EXERCISE
Gather every line from the entries below that includes "name".

RECORDS PROVIDED
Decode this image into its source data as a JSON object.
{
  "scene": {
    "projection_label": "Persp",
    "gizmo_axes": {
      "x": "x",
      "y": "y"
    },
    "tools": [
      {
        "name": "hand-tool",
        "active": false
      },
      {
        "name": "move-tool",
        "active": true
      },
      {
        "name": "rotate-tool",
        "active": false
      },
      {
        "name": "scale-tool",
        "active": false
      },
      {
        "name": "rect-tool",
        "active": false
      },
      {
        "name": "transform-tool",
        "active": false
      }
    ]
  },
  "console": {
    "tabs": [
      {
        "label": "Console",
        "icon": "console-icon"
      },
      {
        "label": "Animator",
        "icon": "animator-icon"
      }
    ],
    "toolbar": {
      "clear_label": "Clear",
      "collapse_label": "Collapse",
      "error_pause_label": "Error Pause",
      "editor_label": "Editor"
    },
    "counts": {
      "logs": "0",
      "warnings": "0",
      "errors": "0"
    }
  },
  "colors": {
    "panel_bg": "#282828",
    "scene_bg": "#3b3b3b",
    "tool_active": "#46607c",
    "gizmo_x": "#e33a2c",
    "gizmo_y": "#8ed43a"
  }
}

TASK OUTPUT
        "name": "hand-tool",
        "name": "move-tool",
        "name": "rotate-tool",
        "name": "scale-tool",
        "name": "rect-tool",
        "name": "transform-tool",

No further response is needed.